__What you are asked to do__
Copy the data below word for word, from the line that contains "nama-field[interactable]: Hary (462, 177, 708, 199)" through the line that contains "app-subtitle-line1: ASISTENSI AGAMA", including both of those lines.

== Input material

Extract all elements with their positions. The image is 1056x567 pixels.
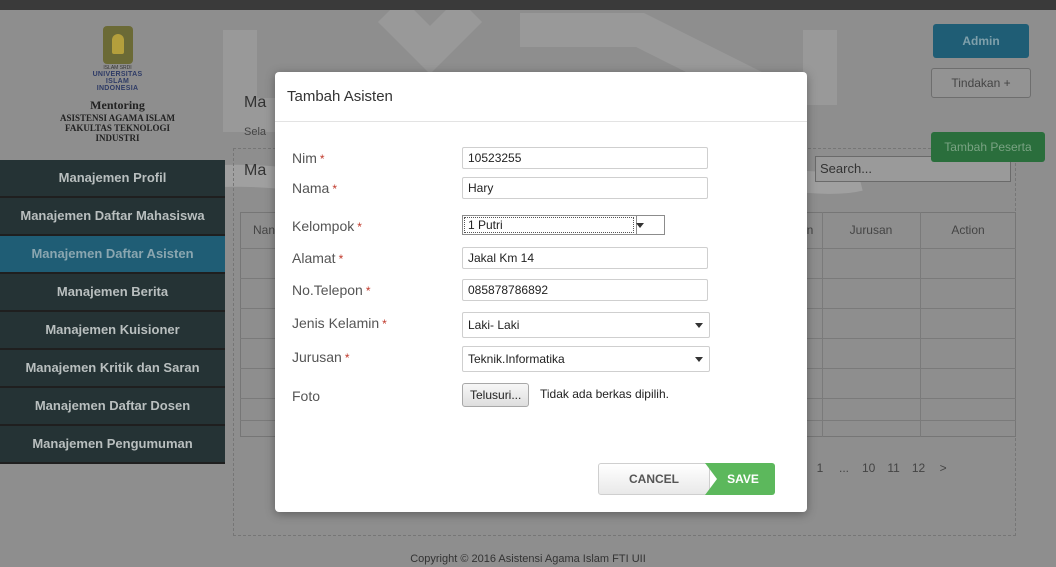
nama-field[interactable]: Hary (462, 177, 708, 199)
sidebar-item-kritik-saran[interactable]: Manajemen Kritik dan Saran (0, 350, 225, 388)
pagination: 1 ... 10 11 12 > (808, 456, 955, 480)
browse-file-button[interactable]: Telusuri... (462, 383, 530, 407)
telepon-field[interactable]: 085878786892 (462, 279, 708, 301)
kelompok-value: 1 Putri (464, 217, 634, 233)
page-title: Ma (244, 94, 267, 111)
sidebar-item-berita[interactable]: Manajemen Berita (0, 274, 225, 312)
required-asterisk: * (365, 284, 371, 298)
university-logo-block: ISLAM SRDI UNIVERSITAS ISLAM INDONESIA M… (10, 16, 225, 160)
required-asterisk: * (319, 152, 325, 166)
jurusan-label: Jurusan * (292, 349, 350, 365)
logo-university-line2: ISLAM (105, 78, 130, 85)
jenis-kelamin-select[interactable]: Laki- Laki (462, 312, 710, 338)
nim-label: Nim * (292, 150, 325, 166)
jurusan-select[interactable]: Teknik.Informatika (462, 346, 710, 372)
required-asterisk: * (357, 220, 362, 234)
jenis-kelamin-value: Laki- Laki (468, 318, 520, 332)
chevron-down-icon (695, 357, 703, 362)
top-bar (0, 0, 1056, 10)
tindakan-button[interactable]: Tindakan + (931, 68, 1031, 98)
sidebar-item-daftar-dosen[interactable]: Manajemen Daftar Dosen (0, 388, 225, 426)
required-asterisk: * (382, 317, 387, 331)
page-subtitle: Sela (244, 126, 267, 138)
alamat-field[interactable]: Jakal Km 14 (462, 247, 708, 269)
kelompok-label: Kelompok * (292, 218, 362, 234)
nim-field[interactable]: 10523255 (462, 147, 708, 169)
page-next-button[interactable]: > (931, 456, 955, 480)
tambah-peserta-button[interactable]: Tambah Peserta (931, 132, 1045, 162)
page-link-10[interactable]: 10 (856, 456, 881, 480)
app-subtitle-line1: ASISTENSI AGAMA ISLAM (59, 113, 176, 123)
sidebar-nav: Manajemen Profil Manajemen Daftar Mahasi… (0, 160, 225, 464)
app-subtitle-line2: FAKULTAS TEKNOLOGI (65, 123, 170, 133)
table-column-divider (920, 212, 921, 437)
required-asterisk: * (338, 252, 344, 266)
alamat-label: Alamat * (292, 250, 344, 266)
page-ellipsis: ... (838, 461, 849, 475)
page-link-1[interactable]: 1 (808, 456, 832, 480)
sidebar-item-pengumuman[interactable]: Manajemen Pengumuman (0, 426, 225, 464)
sidebar-item-kuisioner[interactable]: Manajemen Kuisioner (0, 312, 225, 350)
modal-title: Tambah Asisten (275, 72, 807, 122)
jurusan-value: Teknik.Informatika (468, 352, 565, 366)
column-header-jurusan: Jurusan (849, 223, 893, 237)
nama-label: Nama * (292, 180, 338, 196)
foto-label: Foto (292, 388, 321, 404)
jenis-kelamin-label: Jenis Kelamin * (292, 315, 387, 331)
university-emblem-icon (102, 26, 133, 64)
required-asterisk: * (344, 351, 350, 365)
chevron-down-icon (636, 223, 644, 228)
column-header-action: Action (951, 223, 985, 237)
sidebar-item-daftar-asisten[interactable]: Manajemen Daftar Asisten (0, 236, 225, 274)
app-subtitle-line3: INDUSTRI (95, 133, 140, 143)
tambah-asisten-modal: Tambah Asisten Nim * 10523255 Nama * Hary … (275, 72, 807, 512)
footer-copyright: Copyright © 2016 Asistensi Agama Islam F… (410, 553, 646, 565)
save-button[interactable]: SAVE (705, 463, 775, 495)
sidebar-item-profil[interactable]: Manajemen Profil (0, 160, 225, 198)
cancel-button[interactable]: CANCEL (598, 463, 710, 495)
page-link-12[interactable]: 12 (906, 456, 931, 480)
telepon-label: No.Telepon * (292, 282, 371, 298)
logo-university-line1: UNIVERSITAS (92, 71, 143, 78)
admin-button[interactable]: Admin (933, 24, 1029, 58)
table-column-divider (822, 212, 823, 437)
required-asterisk: * (332, 182, 338, 196)
logo-university-line3: INDONESIA (96, 85, 139, 92)
sidebar-item-daftar-mahasiswa[interactable]: Manajemen Daftar Mahasiswa (0, 198, 225, 236)
app-name: Mentoring (90, 98, 145, 112)
panel-title: Ma (244, 162, 267, 179)
file-status-text: Tidak ada berkas dipilih. (540, 387, 669, 401)
page-link-11[interactable]: 11 (881, 456, 905, 480)
kelompok-select[interactable]: 1 Putri (462, 215, 665, 235)
chevron-down-icon (695, 323, 703, 328)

====

__Task result__
nama-field[interactable]: Hary (462, 177, 708, 199)
sidebar-item-kritik-saran[interactable]: Manajemen Kritik dan Saran (0, 350, 225, 388)
pagination: 1 ... 10 11 12 > (808, 456, 955, 480)
browse-file-button[interactable]: Telusuri... (462, 383, 530, 407)
telepon-field[interactable]: 085878786892 (462, 279, 708, 301)
kelompok-value: 1 Putri (464, 217, 634, 233)
page-title: Ma (244, 94, 267, 111)
sidebar-item-berita[interactable]: Manajemen Berita (0, 274, 225, 312)
required-asterisk: * (365, 284, 371, 298)
university-logo-block: ISLAM SRDI UNIVERSITAS ISLAM INDONESIA M… (10, 16, 225, 160)
required-asterisk: * (319, 152, 325, 166)
jurusan-label: Jurusan * (292, 349, 350, 365)
logo-university-line2: ISLAM (105, 78, 130, 85)
jenis-kelamin-select[interactable]: Laki- Laki (462, 312, 710, 338)
nim-label: Nim * (292, 150, 325, 166)
jurusan-select[interactable]: Teknik.Informatika (462, 346, 710, 372)
required-asterisk: * (357, 220, 362, 234)
jenis-kelamin-value: Laki- Laki (468, 318, 520, 332)
chevron-down-icon (695, 357, 703, 362)
top-bar (0, 0, 1056, 10)
tindakan-button[interactable]: Tindakan + (931, 68, 1031, 98)
sidebar-item-daftar-dosen[interactable]: Manajemen Daftar Dosen (0, 388, 225, 426)
required-asterisk: * (382, 317, 387, 331)
page-subtitle: Sela (244, 126, 267, 138)
alamat-field[interactable]: Jakal Km 14 (462, 247, 708, 269)
kelompok-label: Kelompok * (292, 218, 362, 234)
nim-field[interactable]: 10523255 (462, 147, 708, 169)
page-next-button[interactable]: > (931, 456, 955, 480)
tambah-peserta-button[interactable]: Tambah Peserta (931, 132, 1045, 162)
page-link-10[interactable]: 10 (856, 456, 881, 480)
app-subtitle-line1: ASISTENSI AGAMA ISLAM (59, 113, 176, 123)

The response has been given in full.